> _Problem to solve_: Using the records below, please work out how many lines contain "身体健康"; answer with the number alone.

> _Dataset records_:
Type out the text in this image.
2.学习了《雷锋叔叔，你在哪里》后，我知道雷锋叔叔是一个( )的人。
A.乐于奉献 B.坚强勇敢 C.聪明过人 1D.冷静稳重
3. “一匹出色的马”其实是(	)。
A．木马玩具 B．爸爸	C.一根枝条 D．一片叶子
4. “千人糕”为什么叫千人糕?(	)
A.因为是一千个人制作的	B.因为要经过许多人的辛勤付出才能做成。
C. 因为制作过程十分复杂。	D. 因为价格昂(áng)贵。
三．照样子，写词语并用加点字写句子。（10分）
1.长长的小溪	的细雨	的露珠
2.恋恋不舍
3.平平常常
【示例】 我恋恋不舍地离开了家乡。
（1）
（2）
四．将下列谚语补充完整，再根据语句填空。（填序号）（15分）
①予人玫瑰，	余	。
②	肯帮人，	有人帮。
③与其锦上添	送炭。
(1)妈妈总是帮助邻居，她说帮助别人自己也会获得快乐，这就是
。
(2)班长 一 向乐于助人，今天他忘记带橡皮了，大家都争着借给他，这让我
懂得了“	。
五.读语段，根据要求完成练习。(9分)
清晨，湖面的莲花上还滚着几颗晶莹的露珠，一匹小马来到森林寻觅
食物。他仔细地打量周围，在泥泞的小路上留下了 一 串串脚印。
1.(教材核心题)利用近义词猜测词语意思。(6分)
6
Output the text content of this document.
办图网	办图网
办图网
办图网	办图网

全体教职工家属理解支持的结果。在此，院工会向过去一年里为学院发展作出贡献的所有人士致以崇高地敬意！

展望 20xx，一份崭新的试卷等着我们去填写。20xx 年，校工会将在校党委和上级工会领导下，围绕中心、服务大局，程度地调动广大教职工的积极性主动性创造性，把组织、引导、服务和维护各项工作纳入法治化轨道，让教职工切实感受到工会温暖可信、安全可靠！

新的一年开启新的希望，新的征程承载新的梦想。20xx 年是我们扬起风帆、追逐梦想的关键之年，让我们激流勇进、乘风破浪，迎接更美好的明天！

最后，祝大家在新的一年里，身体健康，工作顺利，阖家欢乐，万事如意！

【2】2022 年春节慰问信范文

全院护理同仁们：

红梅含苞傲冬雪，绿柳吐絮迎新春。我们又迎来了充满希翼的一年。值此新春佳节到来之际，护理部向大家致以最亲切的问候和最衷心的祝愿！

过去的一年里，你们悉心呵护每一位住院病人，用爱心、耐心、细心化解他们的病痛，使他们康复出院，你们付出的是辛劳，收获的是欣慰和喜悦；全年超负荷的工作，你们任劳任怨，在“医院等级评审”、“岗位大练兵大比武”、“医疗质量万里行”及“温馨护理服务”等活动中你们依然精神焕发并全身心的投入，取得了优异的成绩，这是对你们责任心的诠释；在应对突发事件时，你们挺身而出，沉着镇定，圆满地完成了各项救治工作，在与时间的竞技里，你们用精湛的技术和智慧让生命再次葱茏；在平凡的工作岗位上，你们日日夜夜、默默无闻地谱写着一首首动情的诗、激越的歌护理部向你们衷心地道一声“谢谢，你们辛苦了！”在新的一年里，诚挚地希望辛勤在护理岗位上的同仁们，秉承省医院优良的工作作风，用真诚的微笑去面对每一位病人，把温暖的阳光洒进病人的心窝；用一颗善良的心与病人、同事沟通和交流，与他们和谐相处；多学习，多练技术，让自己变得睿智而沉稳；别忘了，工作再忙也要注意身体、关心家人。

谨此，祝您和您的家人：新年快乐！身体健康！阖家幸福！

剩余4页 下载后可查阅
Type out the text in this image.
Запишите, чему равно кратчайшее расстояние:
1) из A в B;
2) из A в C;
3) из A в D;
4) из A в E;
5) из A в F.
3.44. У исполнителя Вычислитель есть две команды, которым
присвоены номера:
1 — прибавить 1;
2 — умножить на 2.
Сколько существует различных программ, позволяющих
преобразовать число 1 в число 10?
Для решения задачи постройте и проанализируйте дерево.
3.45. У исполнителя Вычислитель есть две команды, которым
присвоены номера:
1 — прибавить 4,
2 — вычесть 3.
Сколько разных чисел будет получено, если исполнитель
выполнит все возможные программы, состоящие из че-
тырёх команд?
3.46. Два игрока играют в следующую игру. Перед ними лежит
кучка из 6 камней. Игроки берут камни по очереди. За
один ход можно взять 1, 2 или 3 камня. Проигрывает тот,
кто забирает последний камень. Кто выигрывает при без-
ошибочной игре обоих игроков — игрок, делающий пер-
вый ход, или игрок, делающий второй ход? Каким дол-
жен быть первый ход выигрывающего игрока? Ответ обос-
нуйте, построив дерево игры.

> _Solution to this problem_: 2